TASK STATEMENT: Below is the data. Give it again, complete and exact.

Saved data entries
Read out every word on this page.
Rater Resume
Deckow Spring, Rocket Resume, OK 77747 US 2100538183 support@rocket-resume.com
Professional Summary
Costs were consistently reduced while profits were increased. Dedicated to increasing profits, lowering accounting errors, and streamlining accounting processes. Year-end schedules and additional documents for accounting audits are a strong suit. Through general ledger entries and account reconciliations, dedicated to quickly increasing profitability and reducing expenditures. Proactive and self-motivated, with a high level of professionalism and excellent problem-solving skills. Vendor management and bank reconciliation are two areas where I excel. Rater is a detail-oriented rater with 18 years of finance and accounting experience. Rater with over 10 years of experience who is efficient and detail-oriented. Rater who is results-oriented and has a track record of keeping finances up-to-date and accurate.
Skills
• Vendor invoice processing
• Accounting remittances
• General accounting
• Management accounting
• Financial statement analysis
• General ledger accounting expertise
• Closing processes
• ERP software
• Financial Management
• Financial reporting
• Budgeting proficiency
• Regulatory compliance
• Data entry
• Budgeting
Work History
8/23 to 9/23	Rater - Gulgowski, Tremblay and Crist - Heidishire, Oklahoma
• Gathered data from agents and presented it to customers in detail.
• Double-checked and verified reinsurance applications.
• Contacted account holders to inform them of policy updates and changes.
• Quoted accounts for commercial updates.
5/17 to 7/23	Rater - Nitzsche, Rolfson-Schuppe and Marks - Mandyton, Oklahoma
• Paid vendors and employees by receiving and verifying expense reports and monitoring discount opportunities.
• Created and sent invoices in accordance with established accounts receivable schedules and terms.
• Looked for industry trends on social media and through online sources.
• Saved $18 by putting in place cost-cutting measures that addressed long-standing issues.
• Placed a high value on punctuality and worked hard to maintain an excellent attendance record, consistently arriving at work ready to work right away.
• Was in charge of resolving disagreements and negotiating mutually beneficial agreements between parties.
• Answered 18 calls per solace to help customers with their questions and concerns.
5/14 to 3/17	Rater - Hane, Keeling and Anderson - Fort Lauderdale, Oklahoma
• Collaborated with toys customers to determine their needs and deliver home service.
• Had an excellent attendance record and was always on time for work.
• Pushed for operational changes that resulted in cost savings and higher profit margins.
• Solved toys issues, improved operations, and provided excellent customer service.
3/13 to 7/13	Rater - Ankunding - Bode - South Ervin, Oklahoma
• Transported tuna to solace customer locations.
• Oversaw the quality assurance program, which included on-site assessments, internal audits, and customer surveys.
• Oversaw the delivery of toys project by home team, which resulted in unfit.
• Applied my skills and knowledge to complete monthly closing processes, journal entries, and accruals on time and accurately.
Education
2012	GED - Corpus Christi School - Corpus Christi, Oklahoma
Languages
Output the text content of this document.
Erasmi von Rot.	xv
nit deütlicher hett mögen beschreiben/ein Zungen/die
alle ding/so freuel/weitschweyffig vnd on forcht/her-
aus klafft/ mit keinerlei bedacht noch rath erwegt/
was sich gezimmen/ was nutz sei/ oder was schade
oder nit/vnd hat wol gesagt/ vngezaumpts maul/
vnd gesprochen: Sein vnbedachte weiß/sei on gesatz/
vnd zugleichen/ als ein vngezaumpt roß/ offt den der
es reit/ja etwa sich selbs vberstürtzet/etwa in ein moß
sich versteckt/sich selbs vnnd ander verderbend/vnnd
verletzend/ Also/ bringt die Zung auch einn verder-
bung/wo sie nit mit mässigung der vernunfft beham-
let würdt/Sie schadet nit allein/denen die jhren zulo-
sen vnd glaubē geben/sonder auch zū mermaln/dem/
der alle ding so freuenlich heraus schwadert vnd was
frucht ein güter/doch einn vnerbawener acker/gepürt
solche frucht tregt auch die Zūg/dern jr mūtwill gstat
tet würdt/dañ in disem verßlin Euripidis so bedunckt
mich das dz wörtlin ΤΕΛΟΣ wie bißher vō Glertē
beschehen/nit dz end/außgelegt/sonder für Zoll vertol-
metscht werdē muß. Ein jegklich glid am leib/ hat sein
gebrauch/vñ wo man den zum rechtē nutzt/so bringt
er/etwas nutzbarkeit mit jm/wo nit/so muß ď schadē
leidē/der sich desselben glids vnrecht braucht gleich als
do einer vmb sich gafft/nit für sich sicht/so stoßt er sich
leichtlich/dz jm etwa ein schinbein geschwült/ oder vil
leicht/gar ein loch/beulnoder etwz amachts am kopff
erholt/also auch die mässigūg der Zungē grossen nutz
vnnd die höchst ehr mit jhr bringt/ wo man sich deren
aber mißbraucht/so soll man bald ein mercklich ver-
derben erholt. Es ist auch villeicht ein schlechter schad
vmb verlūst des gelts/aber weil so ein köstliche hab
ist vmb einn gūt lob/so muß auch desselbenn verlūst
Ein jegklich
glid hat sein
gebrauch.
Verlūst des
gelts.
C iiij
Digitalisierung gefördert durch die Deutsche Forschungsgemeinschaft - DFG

ANSWER TO THIS EXERCISE:
Read out every word on this page.
Rater Resume
Deckow Spring, Rocket Resume, OK 77747 US 2100538183 support@rocket-resume.com
Professional Summary
Costs were consistently reduced while profits were increased. Dedicated to increasing profits, lowering accounting errors, and streamlining accounting processes. Year-end schedules and additional documents for accounting audits are a strong suit. Through general ledger entries and account reconciliations, dedicated to quickly increasing profitability and reducing expenditures. Proactive and self-motivated, with a high level of professionalism and excellent problem-solving skills. Vendor management and bank reconciliation are two areas where I excel. Rater is a detail-oriented rater with 18 years of finance and accounting experience. Rater with over 10 years of experience who is efficient and detail-oriented. Rater who is results-oriented and has a track record of keeping finances up-to-date and accurate.
Skills
• Vendor invoice processing
• Accounting remittances
• General accounting
• Management accounting
• Financial statement analysis
• General ledger accounting expertise
• Closing processes
• ERP software
• Financial Management
• Financial reporting
• Budgeting proficiency
• Regulatory compliance
• Data entry
• Budgeting
Work History
8/23 to 9/23	Rater - Gulgowski, Tremblay and Crist - Heidishire, Oklahoma
• Gathered data from agents and presented it to customers in detail.
• Double-checked and verified reinsurance applications.
• Contacted account holders to inform them of policy updates and changes.
• Quoted accounts for commercial updates.
5/17 to 7/23	Rater - Nitzsche, Rolfson-Schuppe and Marks - Mandyton, Oklahoma
• Paid vendors and employees by receiving and verifying expense reports and monitoring discount opportunities.
• Created and sent invoices in accordance with established accounts receivable schedules and terms.
• Looked for industry trends on social media and through online sources.
• Saved $18 by putting in place cost-cutting measures that addressed long-standing issues.
• Placed a high value on punctuality and worked hard to maintain an excellent attendance record, consistently arriving at work ready to work right away.
• Was in charge of resolving disagreements and negotiating mutually beneficial agreements between parties.
• Answered 18 calls per solace to help customers with their questions and concerns.
5/14 to 3/17	Rater - Hane, Keeling and Anderson - Fort Lauderdale, Oklahoma
• Collaborated with toys customers to determine their needs and deliver home service.
• Had an excellent attendance record and was always on time for work.
• Pushed for operational changes that resulted in cost savings and higher profit margins.
• Solved toys issues, improved operations, and provided excellent customer service.
3/13 to 7/13	Rater - Ankunding - Bode - South Ervin, Oklahoma
• Transported tuna to solace customer locations.
• Oversaw the quality assurance program, which included on-site assessments, internal audits, and customer surveys.
• Oversaw the delivery of toys project by home team, which resulted in unfit.
• Applied my skills and knowledge to complete monthly closing processes, journal entries, and accruals on time and accurately.
Education
2012	GED - Corpus Christi School - Corpus Christi, Oklahoma
Languages
Output the text content of this document.
Erasmi von Rot.	xv
nit deütlicher hett mögen beschreiben/ein Zungen/die
alle ding/so freuel/weitschweyffig vnd on forcht/her-
aus klafft/ mit keinerlei bedacht noch rath erwegt/
was sich gezimmen/ was nutz sei/ oder was schade
oder nit/vnd hat wol gesagt/ vngezaumpts maul/
vnd gesprochen: Sein vnbedachte weiß/sei on gesatz/
vnd zugleichen/ als ein vngezaumpt roß/ offt den der
es reit/ja etwa sich selbs vberstürtzet/etwa in ein moß
sich versteckt/sich selbs vnnd ander verderbend/vnnd
verletzend/ Also/ bringt die Zung auch einn verder-
bung/wo sie nit mit mässigung der vernunfft beham-
let würdt/Sie schadet nit allein/denen die jhren zulo-
sen vnd glaubē geben/sonder auch zū mermaln/dem/
der alle ding so freuenlich heraus schwadert vnd was
frucht ein güter/doch einn vnerbawener acker/gepürt
solche frucht tregt auch die Zūg/dern jr mūtwill gstat
tet würdt/dañ in disem verßlin Euripidis so bedunckt
mich das dz wörtlin ΤΕΛΟΣ wie bißher vō Glertē
beschehen/nit dz end/außgelegt/sonder für Zoll vertol-
metscht werdē muß. Ein jegklich glid am leib/ hat sein
gebrauch/vñ wo man den zum rechtē nutzt/so bringt
er/etwas nutzbarkeit mit jm/wo nit/so muß ď schadē
leidē/der sich desselben glids vnrecht braucht gleich als
do einer vmb sich gafft/nit für sich sicht/so stoßt er sich
leichtlich/dz jm etwa ein schinbein geschwült/ oder vil
leicht/gar ein loch/beulnoder etwz amachts am kopff
erholt/also auch die mässigūg der Zungē grossen nutz
vnnd die höchst ehr mit jhr bringt/ wo man sich deren
aber mißbraucht/so soll man bald ein mercklich ver-
derben erholt. Es ist auch villeicht ein schlechter schad
vmb verlūst des gelts/aber weil so ein köstliche hab
ist vmb einn gūt lob/so muß auch desselbenn verlūst
Ein jegklich
glid hat sein
gebrauch.
Verlūst des
gelts.
C iiij
Digitalisierung gefördert durch die Deutsche Forschungsgemeinschaft - DFG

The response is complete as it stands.